# start of MATERIAL FOR THE TASK
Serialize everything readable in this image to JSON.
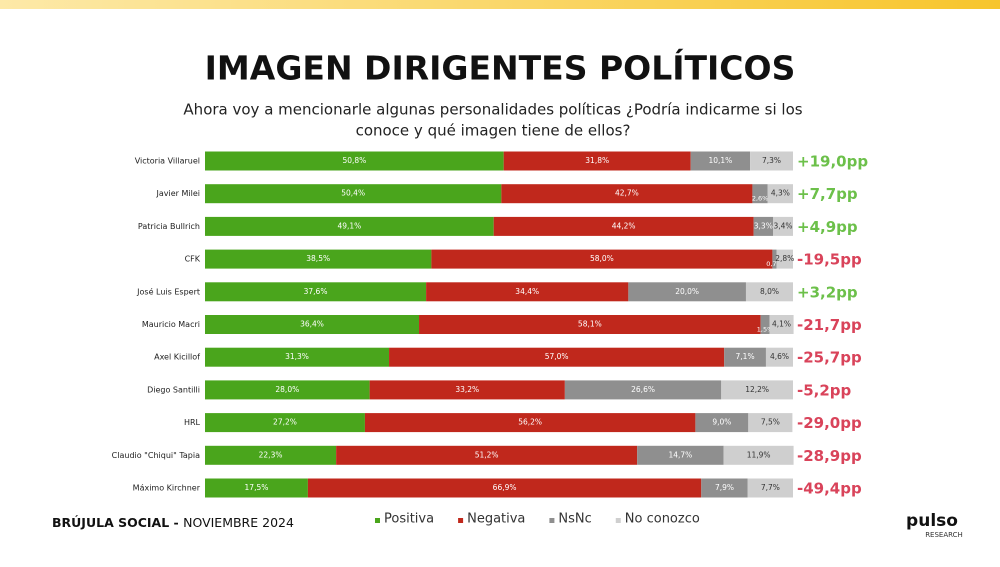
{
  "header": {
    "title": "IMAGEN DIRIGENTES POLÍTICOS",
    "subtitle_lines": [
      "Ahora voy a mencionarle algunas personalidades políticas ¿Podría indicarme si los",
      "conoce y qué imagen tiene de ellos?"
    ]
  },
  "chart_data": {
    "type": "stacked_bar_horizontal",
    "categories": [
      "Victoria Villaruel",
      "Javier Milei",
      "Patricia Bullrich",
      "CFK",
      "José Luis Espert",
      "Mauricio Macri",
      "Axel Kicillof",
      "Diego Santilli",
      "HRL",
      "Claudio \"Chiqui\" Tapia",
      "Máximo Kirchner"
    ],
    "xlim": [
      0,
      100
    ],
    "series": [
      {
        "name": "Positiva",
        "color": "#4aa51c",
        "values": [
          50.8,
          50.4,
          49.1,
          38.5,
          37.6,
          36.4,
          31.3,
          28.0,
          27.2,
          22.3,
          17.5
        ],
        "value_labels": [
          "50,8%",
          "50,4%",
          "49,1%",
          "38,5%",
          "37,6%",
          "36,4%",
          "31,3%",
          "28,0%",
          "27,2%",
          "22,3%",
          "17,5%"
        ]
      },
      {
        "name": "Negativa",
        "color": "#c0281c",
        "values": [
          31.8,
          42.7,
          44.2,
          58.0,
          34.4,
          58.1,
          57.0,
          33.2,
          56.2,
          51.2,
          66.9
        ],
        "value_labels": [
          "31,8%",
          "42,7%",
          "44,2%",
          "58,0%",
          "34,4%",
          "58,1%",
          "57,0%",
          "33,2%",
          "56,2%",
          "51,2%",
          "66,9%"
        ]
      },
      {
        "name": "NsNc",
        "color": "#8f8f8f",
        "values": [
          10.1,
          2.6,
          3.3,
          0.7,
          20.0,
          1.5,
          7.1,
          26.6,
          9.0,
          14.7,
          7.9
        ],
        "value_labels": [
          "10,1%",
          "2,6%",
          "3,3%",
          "0,7%",
          "20,0%",
          "1,5%",
          "7,1%",
          "26,6%",
          "9,0%",
          "14,7%",
          "7,9%"
        ]
      },
      {
        "name": "No conozco",
        "color": "#cfcfcf",
        "values": [
          7.3,
          4.3,
          3.4,
          2.8,
          8.0,
          4.1,
          4.6,
          12.2,
          7.5,
          11.9,
          7.7
        ],
        "value_labels": [
          "7,3%",
          "4,3%",
          "3,4%",
          "2,8%",
          "8,0%",
          "4,1%",
          "4,6%",
          "12,2%",
          "7,5%",
          "11,9%",
          "7,7%"
        ]
      }
    ],
    "net": {
      "values": [
        19.0,
        7.7,
        4.9,
        -19.5,
        3.2,
        -21.7,
        -25.7,
        -5.2,
        -29.0,
        -28.9,
        -49.4
      ],
      "value_labels": [
        "+19,0pp",
        "+7,7pp",
        "+4,9pp",
        "-19,5pp",
        "+3,2pp",
        "-21,7pp",
        "-25,7pp",
        "-5,2pp",
        "-29,0pp",
        "-28,9pp",
        "-49,4pp"
      ],
      "positive_color": "#6cc04a",
      "negative_color": "#d9435a"
    }
  },
  "footer": {
    "source_bold": "BRÚJULA SOCIAL -",
    "source_date": "NOVIEMBRE 2024",
    "logo": "pulso",
    "logo_sub": "RESEARCH"
  }
}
# end of MATERIAL FOR THE TASK
▶ [TASK PROMPT]: Your task is to set down the records shown above exactly, minus any pictures.

▶ [REPLY TO THE TASK]:
Serialize everything readable in this image to JSON.
{
  "header": {
    "title": "IMAGEN DIRIGENTES POLÍTICOS",
    "subtitle_lines": [
      "Ahora voy a mencionarle algunas personalidades políticas ¿Podría indicarme si los",
      "conoce y qué imagen tiene de ellos?"
    ]
  },
  "chart_data": {
    "type": "stacked_bar_horizontal",
    "categories": [
      "Victoria Villaruel",
      "Javier Milei",
      "Patricia Bullrich",
      "CFK",
      "José Luis Espert",
      "Mauricio Macri",
      "Axel Kicillof",
      "Diego Santilli",
      "HRL",
      "Claudio \"Chiqui\" Tapia",
      "Máximo Kirchner"
    ],
    "xlim": [
      0,
      100
    ],
    "series": [
      {
        "name": "Positiva",
        "color": "#4aa51c",
        "values": [
          50.8,
          50.4,
          49.1,
          38.5,
          37.6,
          36.4,
          31.3,
          28.0,
          27.2,
          22.3,
          17.5
        ],
        "value_labels": [
          "50,8%",
          "50,4%",
          "49,1%",
          "38,5%",
          "37,6%",
          "36,4%",
          "31,3%",
          "28,0%",
          "27,2%",
          "22,3%",
          "17,5%"
        ]
      },
      {
        "name": "Negativa",
        "color": "#c0281c",
        "values": [
          31.8,
          42.7,
          44.2,
          58.0,
          34.4,
          58.1,
          57.0,
          33.2,
          56.2,
          51.2,
          66.9
        ],
        "value_labels": [
          "31,8%",
          "42,7%",
          "44,2%",
          "58,0%",
          "34,4%",
          "58,1%",
          "57,0%",
          "33,2%",
          "56,2%",
          "51,2%",
          "66,9%"
        ]
      },
      {
        "name": "NsNc",
        "color": "#8f8f8f",
        "values": [
          10.1,
          2.6,
          3.3,
          0.7,
          20.0,
          1.5,
          7.1,
          26.6,
          9.0,
          14.7,
          7.9
        ],
        "value_labels": [
          "10,1%",
          "2,6%",
          "3,3%",
          "0,7%",
          "20,0%",
          "1,5%",
          "7,1%",
          "26,6%",
          "9,0%",
          "14,7%",
          "7,9%"
        ]
      },
      {
        "name": "No conozco",
        "color": "#cfcfcf",
        "values": [
          7.3,
          4.3,
          3.4,
          2.8,
          8.0,
          4.1,
          4.6,
          12.2,
          7.5,
          11.9,
          7.7
        ],
        "value_labels": [
          "7,3%",
          "4,3%",
          "3,4%",
          "2,8%",
          "8,0%",
          "4,1%",
          "4,6%",
          "12,2%",
          "7,5%",
          "11,9%",
          "7,7%"
        ]
      }
    ],
    "net": {
      "values": [
        19.0,
        7.7,
        4.9,
        -19.5,
        3.2,
        -21.7,
        -25.7,
        -5.2,
        -29.0,
        -28.9,
        -49.4
      ],
      "value_labels": [
        "+19,0pp",
        "+7,7pp",
        "+4,9pp",
        "-19,5pp",
        "+3,2pp",
        "-21,7pp",
        "-25,7pp",
        "-5,2pp",
        "-29,0pp",
        "-28,9pp",
        "-49,4pp"
      ],
      "positive_color": "#6cc04a",
      "negative_color": "#d9435a"
    }
  },
  "footer": {
    "source_bold": "BRÚJULA SOCIAL -",
    "source_date": "NOVIEMBRE 2024",
    "logo": "pulso",
    "logo_sub": "RESEARCH"
  }
}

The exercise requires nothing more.